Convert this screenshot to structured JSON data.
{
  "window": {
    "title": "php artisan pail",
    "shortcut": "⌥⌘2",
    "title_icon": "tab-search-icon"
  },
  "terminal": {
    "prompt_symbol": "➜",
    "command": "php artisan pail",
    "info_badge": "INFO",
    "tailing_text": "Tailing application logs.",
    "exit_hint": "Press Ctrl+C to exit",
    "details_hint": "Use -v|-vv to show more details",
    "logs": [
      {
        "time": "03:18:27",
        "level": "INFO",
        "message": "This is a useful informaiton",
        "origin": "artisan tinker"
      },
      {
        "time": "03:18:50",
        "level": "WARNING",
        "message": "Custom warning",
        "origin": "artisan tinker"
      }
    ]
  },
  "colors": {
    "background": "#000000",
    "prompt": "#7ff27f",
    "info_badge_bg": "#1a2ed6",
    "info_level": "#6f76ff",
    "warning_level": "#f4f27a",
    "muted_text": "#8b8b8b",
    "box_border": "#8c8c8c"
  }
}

==

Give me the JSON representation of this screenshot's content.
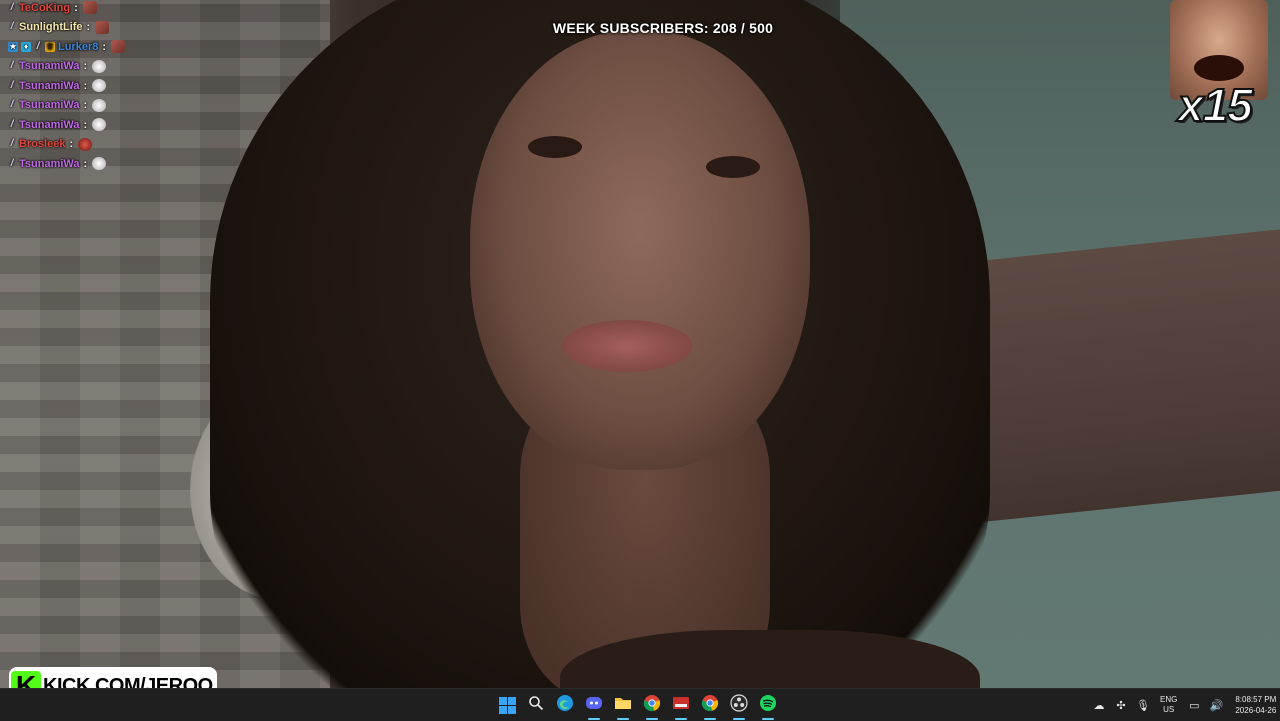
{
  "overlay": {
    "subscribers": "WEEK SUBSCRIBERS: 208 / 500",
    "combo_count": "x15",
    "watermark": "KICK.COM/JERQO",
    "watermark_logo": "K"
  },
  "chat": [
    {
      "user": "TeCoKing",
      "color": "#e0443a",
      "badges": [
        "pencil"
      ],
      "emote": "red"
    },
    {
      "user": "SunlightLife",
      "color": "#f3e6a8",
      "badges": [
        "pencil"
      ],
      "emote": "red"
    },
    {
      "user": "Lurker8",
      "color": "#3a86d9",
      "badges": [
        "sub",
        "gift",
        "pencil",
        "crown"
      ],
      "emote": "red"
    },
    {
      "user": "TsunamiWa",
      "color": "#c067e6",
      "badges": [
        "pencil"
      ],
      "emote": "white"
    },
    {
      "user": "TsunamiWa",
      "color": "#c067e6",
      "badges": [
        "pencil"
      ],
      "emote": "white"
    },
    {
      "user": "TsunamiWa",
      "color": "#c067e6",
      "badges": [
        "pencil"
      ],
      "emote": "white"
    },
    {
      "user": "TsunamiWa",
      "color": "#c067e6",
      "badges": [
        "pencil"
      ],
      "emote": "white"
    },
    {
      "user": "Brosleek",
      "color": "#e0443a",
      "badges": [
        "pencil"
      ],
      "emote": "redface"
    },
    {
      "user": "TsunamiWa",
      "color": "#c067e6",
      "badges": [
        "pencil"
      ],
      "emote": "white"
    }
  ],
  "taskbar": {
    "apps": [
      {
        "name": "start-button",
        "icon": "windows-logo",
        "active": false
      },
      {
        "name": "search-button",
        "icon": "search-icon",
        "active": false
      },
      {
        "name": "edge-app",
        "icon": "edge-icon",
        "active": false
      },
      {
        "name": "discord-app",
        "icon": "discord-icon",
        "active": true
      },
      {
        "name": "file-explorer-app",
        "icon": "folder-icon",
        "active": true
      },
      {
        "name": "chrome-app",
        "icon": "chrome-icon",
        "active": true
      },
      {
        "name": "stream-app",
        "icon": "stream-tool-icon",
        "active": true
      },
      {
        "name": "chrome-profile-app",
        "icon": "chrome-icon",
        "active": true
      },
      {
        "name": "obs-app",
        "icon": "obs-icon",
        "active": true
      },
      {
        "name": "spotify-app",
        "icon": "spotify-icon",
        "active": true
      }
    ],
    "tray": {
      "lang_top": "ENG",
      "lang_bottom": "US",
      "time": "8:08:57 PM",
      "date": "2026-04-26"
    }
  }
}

--

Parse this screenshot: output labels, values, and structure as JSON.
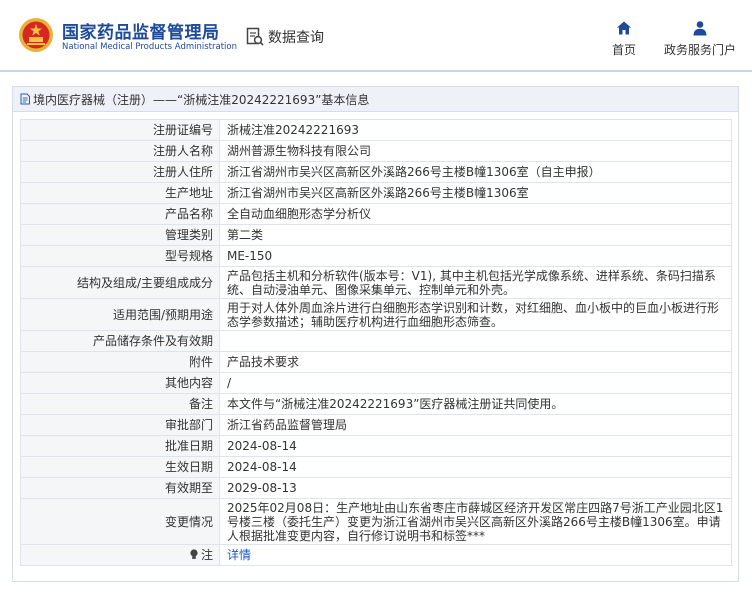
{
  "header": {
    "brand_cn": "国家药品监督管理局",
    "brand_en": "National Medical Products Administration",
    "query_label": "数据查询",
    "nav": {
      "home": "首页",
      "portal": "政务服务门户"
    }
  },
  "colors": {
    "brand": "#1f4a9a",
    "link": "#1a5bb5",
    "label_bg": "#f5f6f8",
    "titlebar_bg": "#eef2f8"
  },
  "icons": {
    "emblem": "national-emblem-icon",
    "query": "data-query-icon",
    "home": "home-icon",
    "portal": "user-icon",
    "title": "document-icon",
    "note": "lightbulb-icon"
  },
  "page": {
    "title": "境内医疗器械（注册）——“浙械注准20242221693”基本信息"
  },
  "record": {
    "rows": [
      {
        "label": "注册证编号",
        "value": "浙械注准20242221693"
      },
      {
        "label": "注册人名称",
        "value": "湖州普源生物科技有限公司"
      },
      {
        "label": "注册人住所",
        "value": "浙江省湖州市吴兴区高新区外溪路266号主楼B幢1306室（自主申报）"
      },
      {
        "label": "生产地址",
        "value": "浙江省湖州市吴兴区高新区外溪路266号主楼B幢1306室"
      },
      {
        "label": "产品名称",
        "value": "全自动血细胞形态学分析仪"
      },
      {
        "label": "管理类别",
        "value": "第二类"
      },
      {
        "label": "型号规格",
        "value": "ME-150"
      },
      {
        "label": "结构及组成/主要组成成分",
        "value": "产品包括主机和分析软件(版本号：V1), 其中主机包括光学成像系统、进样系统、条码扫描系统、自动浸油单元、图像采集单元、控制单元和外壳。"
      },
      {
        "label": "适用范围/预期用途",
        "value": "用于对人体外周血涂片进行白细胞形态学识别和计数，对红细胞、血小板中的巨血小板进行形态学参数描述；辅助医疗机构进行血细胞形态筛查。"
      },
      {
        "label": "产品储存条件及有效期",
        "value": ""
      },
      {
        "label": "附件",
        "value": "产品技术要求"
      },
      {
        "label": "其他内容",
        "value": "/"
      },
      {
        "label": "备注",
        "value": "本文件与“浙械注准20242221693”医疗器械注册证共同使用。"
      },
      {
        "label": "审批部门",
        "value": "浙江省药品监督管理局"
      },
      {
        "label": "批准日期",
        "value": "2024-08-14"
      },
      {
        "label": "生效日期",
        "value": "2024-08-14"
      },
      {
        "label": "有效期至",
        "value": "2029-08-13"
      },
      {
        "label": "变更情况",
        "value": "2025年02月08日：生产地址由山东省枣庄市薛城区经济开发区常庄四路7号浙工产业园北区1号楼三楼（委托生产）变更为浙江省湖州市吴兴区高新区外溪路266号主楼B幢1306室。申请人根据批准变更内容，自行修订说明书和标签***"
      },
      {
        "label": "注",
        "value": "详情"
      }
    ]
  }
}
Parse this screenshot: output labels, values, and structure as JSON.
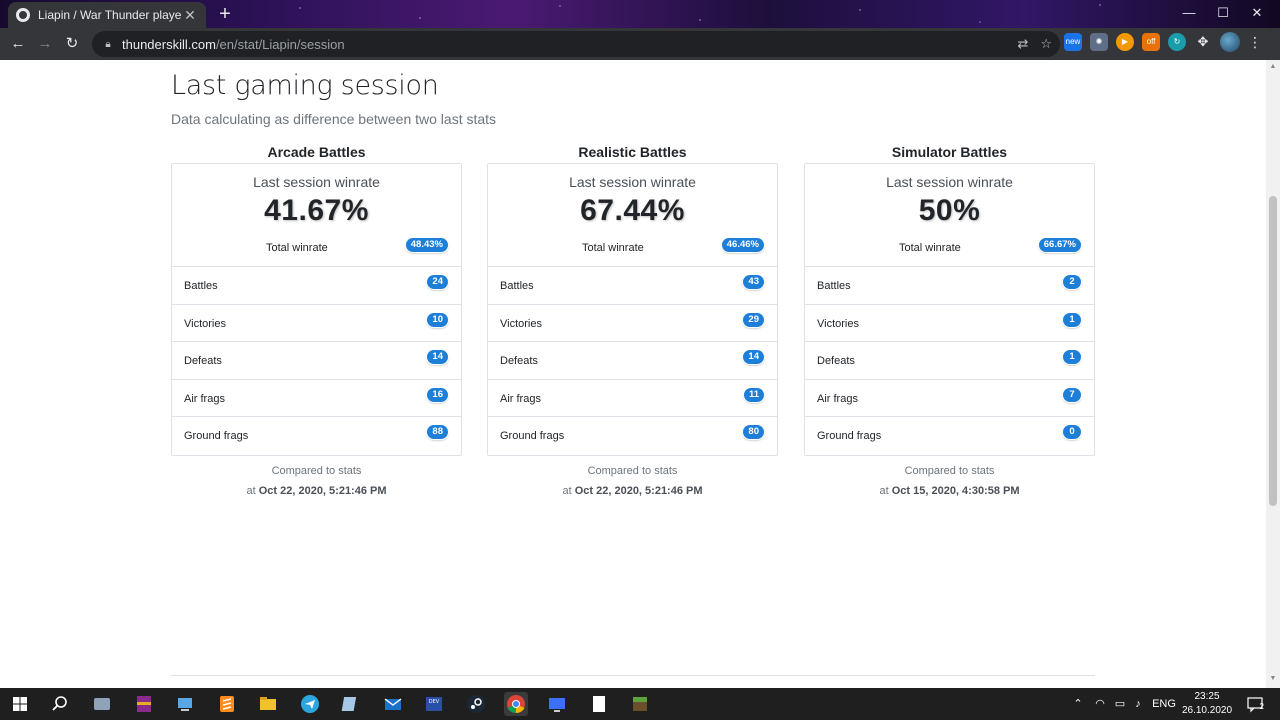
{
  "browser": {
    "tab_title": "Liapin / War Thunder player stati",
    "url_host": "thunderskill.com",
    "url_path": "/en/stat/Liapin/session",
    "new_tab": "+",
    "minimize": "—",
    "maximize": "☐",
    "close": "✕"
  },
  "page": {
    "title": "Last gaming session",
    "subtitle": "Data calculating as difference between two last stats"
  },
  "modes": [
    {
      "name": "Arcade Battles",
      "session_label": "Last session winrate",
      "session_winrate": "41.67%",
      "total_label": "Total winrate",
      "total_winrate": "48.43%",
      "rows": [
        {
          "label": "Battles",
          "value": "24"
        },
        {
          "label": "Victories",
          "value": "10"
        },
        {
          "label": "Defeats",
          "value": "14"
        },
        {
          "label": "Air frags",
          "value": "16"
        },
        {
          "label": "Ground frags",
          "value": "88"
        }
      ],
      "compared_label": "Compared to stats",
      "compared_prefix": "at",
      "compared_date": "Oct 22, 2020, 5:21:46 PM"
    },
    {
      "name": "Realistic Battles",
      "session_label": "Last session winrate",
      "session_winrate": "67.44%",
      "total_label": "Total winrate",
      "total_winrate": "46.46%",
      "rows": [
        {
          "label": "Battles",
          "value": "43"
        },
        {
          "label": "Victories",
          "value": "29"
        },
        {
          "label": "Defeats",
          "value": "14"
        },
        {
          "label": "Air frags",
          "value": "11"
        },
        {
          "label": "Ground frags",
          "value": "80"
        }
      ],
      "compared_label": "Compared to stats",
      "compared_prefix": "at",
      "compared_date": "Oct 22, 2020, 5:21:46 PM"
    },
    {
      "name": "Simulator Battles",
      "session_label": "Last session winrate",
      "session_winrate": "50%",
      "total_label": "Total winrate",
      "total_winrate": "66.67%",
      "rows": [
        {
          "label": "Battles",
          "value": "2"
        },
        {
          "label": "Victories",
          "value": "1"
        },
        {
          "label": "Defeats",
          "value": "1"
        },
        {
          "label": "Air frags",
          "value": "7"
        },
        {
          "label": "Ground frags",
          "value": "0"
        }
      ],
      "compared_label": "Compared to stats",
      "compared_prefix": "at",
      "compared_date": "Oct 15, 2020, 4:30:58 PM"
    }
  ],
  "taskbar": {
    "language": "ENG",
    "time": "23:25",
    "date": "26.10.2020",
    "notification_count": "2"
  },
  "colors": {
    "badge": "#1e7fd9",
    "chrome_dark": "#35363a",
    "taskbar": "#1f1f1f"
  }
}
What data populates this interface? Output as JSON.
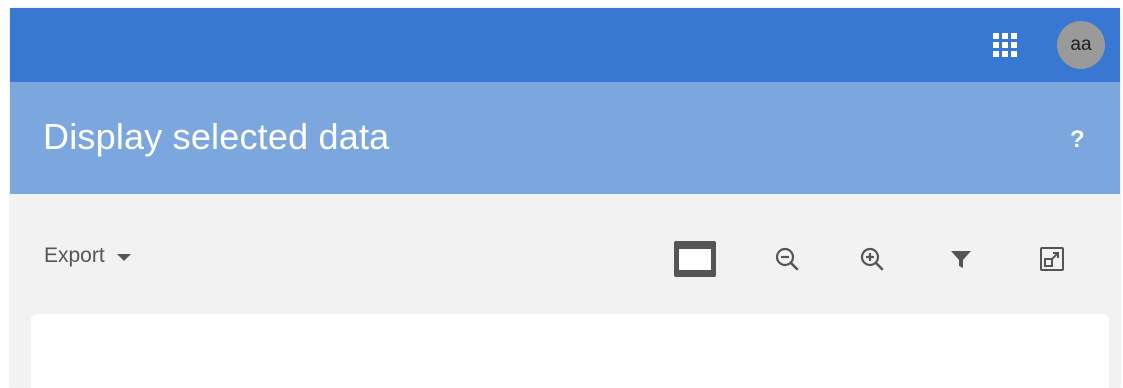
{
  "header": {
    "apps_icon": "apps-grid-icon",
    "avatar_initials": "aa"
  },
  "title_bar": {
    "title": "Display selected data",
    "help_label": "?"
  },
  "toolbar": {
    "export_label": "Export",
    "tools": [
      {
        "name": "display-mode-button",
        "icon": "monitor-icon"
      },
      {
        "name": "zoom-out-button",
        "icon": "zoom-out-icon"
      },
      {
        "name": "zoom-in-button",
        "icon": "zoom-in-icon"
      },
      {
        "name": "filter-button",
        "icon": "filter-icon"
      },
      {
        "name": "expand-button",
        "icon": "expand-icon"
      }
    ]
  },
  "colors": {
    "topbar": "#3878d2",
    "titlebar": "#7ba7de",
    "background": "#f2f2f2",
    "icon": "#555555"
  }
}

SHORT TASK> Which lines above contain the word "filter"? Copy each of them.

TASK ANSWER>
        "name": "filter-button",
        "icon": "filter-icon"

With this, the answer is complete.